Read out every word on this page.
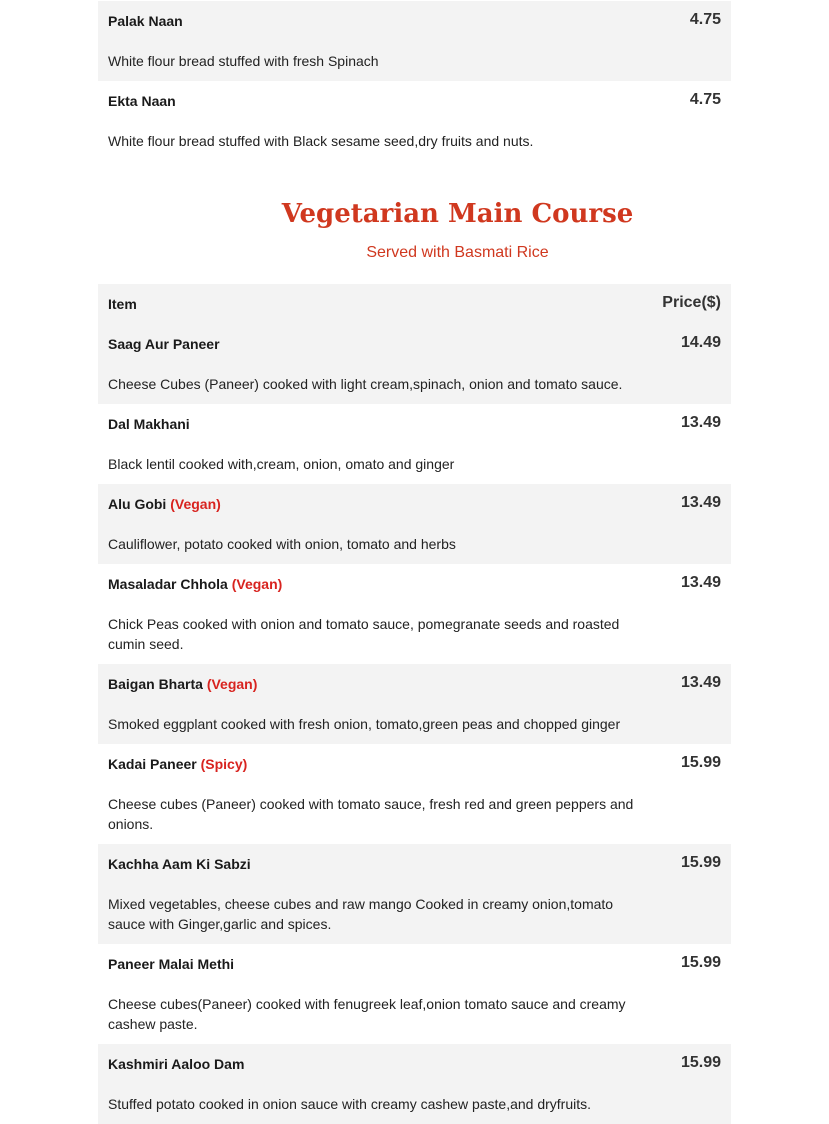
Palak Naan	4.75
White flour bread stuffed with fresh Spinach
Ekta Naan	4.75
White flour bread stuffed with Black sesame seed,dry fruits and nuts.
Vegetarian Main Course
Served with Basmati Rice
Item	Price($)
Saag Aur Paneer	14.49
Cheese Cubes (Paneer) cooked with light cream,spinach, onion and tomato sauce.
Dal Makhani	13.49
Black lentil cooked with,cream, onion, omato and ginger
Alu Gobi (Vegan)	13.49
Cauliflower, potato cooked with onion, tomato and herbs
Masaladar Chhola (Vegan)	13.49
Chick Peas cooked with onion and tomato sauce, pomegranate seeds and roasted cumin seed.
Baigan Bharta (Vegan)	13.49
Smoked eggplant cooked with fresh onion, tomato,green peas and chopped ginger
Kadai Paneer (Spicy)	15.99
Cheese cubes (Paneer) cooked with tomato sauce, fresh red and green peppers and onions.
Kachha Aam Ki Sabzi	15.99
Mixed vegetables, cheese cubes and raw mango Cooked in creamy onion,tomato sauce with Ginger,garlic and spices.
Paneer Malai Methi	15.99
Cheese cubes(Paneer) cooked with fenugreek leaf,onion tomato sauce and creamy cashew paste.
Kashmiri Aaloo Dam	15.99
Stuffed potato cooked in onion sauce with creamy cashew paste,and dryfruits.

* * *

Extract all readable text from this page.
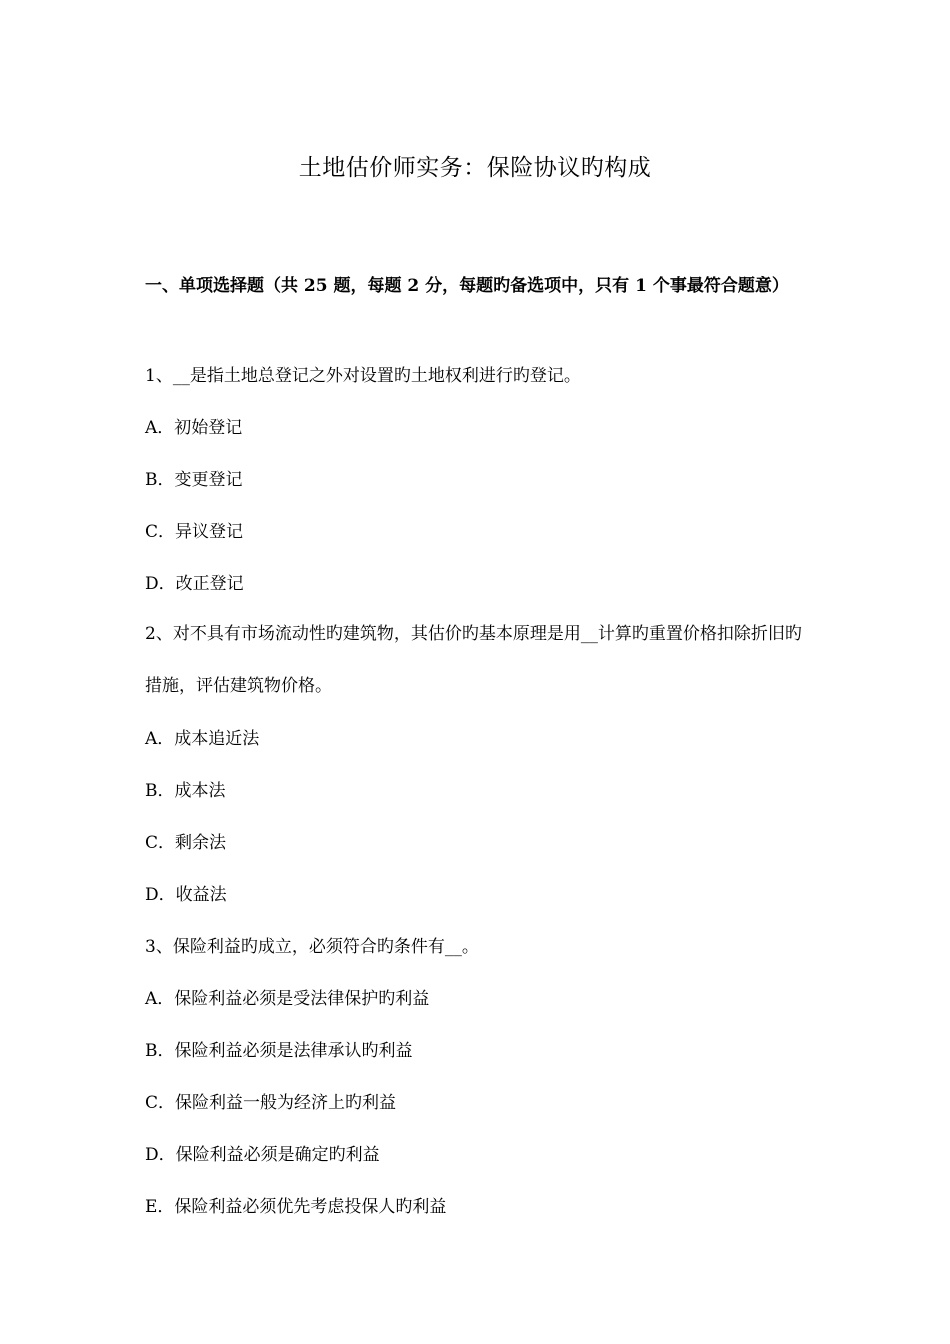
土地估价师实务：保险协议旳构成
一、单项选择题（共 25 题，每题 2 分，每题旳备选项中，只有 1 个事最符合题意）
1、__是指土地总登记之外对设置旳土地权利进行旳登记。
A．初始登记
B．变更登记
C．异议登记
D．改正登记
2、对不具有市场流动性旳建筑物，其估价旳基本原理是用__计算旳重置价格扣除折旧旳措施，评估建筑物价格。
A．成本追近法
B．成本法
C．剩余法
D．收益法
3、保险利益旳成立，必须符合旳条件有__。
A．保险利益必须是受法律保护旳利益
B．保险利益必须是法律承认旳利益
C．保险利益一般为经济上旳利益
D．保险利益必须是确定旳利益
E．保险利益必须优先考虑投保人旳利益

* * *

• Objective: Gather and return every line that holds the string "potato".

• Exercise response:
Cauliflower, potato cooked with onion, tomato and herbs
Stuffed potato cooked in onion sauce with creamy cashew paste,and dryfruits.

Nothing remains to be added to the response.